Locate the string "JSON" in the listing below. Copy every line where it is found.

DATASET RECORDS:
====

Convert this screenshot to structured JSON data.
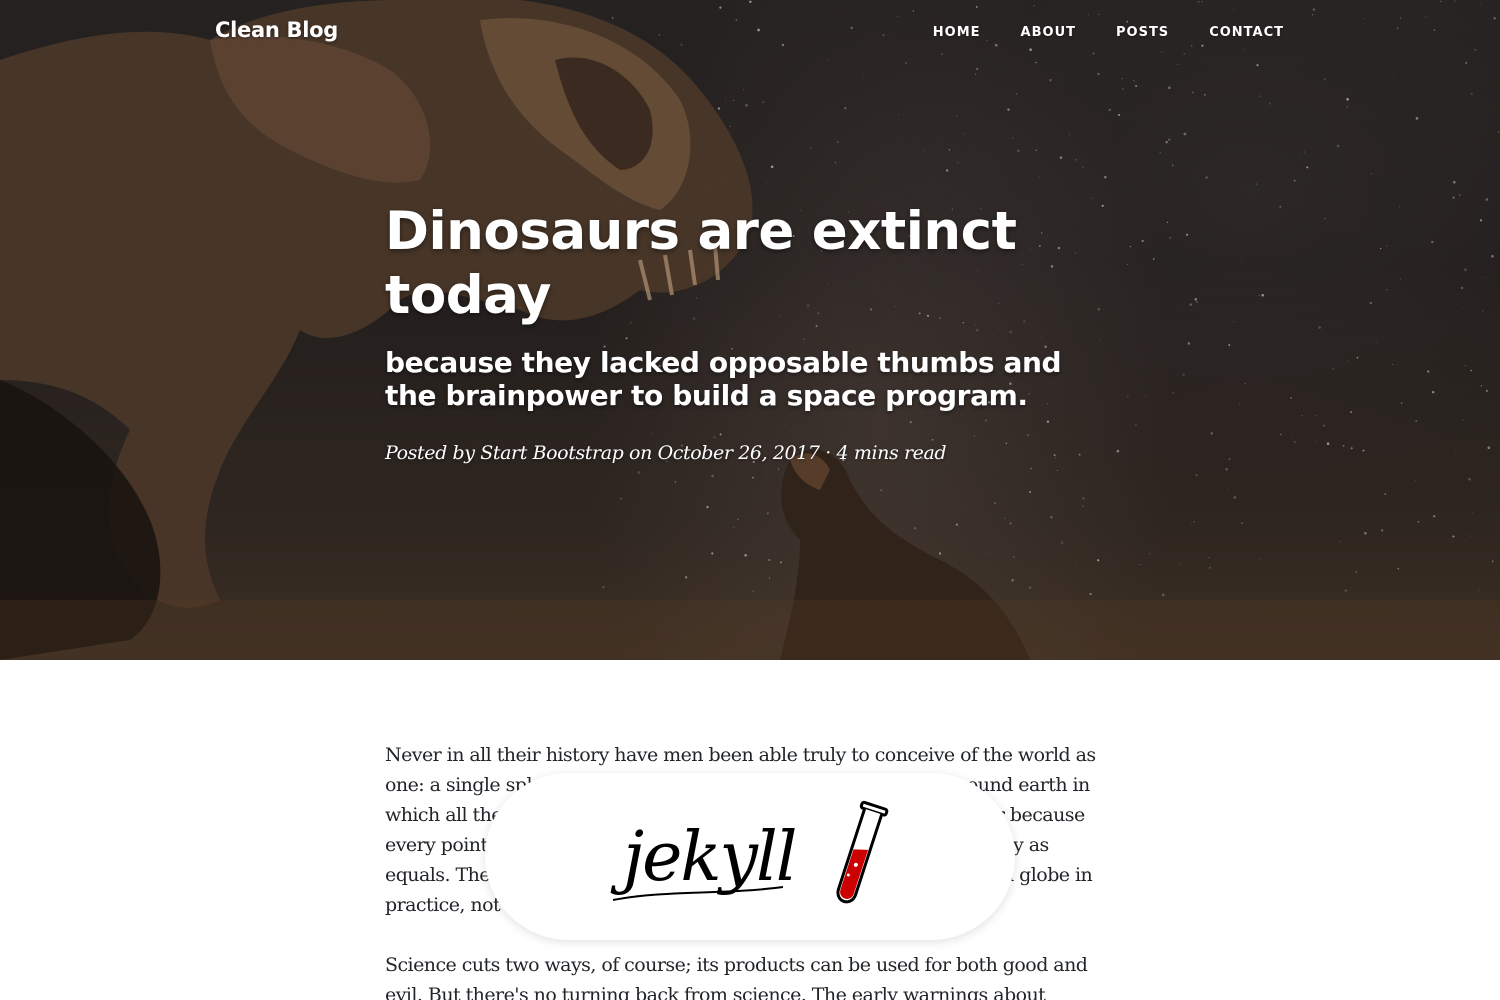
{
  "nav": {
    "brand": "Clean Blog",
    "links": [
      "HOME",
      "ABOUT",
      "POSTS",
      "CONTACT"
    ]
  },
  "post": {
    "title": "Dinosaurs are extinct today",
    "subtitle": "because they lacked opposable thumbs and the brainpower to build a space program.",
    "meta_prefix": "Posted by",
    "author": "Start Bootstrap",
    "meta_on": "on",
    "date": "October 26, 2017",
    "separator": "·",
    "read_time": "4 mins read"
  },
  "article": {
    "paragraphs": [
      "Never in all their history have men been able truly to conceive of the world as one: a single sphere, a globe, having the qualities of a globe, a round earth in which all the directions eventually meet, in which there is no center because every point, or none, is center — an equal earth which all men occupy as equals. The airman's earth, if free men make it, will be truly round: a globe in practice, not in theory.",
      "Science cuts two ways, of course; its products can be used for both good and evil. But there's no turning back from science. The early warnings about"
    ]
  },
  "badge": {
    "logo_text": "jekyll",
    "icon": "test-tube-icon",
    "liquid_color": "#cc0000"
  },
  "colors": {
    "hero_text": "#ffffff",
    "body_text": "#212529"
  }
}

====

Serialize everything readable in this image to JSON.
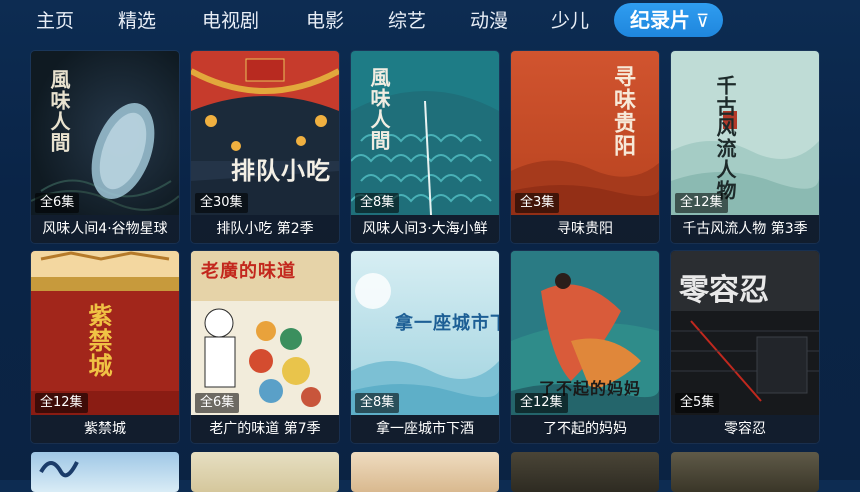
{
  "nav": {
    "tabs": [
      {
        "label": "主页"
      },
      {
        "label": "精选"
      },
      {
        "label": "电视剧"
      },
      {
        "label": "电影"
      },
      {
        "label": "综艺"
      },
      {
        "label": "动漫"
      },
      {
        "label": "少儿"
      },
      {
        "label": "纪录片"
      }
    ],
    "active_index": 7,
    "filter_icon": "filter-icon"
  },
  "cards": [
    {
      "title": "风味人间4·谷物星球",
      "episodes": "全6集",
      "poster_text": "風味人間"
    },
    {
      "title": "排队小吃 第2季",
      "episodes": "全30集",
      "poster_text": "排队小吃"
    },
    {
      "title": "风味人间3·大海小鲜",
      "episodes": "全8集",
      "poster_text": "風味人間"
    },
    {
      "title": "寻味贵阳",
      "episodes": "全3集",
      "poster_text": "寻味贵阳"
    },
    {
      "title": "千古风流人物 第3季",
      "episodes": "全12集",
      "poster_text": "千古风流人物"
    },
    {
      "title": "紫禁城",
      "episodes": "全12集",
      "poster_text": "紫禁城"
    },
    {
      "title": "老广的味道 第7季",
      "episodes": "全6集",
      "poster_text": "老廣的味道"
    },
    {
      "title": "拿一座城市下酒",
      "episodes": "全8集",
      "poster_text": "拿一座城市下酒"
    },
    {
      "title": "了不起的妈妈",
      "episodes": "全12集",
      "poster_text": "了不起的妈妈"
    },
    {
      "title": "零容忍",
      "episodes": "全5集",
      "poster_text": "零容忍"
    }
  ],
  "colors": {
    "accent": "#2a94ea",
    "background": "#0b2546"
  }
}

====

SOLUTION TO THIS TASK:
Convert this screenshot to structured JSON data.
Serialize everything readable in this image to JSON.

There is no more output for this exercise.